>> START
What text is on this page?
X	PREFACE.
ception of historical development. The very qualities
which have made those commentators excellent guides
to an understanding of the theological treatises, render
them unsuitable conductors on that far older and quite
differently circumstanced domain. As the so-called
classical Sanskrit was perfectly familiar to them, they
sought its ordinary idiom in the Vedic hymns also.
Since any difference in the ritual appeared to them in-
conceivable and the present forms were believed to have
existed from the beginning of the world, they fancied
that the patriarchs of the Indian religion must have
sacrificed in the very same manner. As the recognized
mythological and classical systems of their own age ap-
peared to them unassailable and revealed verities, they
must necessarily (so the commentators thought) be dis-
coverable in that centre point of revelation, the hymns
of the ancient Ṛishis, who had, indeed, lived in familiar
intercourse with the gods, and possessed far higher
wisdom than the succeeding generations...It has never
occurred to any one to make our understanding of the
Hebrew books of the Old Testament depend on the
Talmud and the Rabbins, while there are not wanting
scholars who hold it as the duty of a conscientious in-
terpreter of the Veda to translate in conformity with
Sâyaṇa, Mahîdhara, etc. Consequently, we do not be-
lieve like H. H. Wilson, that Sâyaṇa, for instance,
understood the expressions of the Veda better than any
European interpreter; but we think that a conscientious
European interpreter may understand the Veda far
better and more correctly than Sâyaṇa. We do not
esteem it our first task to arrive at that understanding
>> END
■ **Exercise description**:
Provide only the number of lines in the entries that hold the word "very".

■ **Response to this task**:
2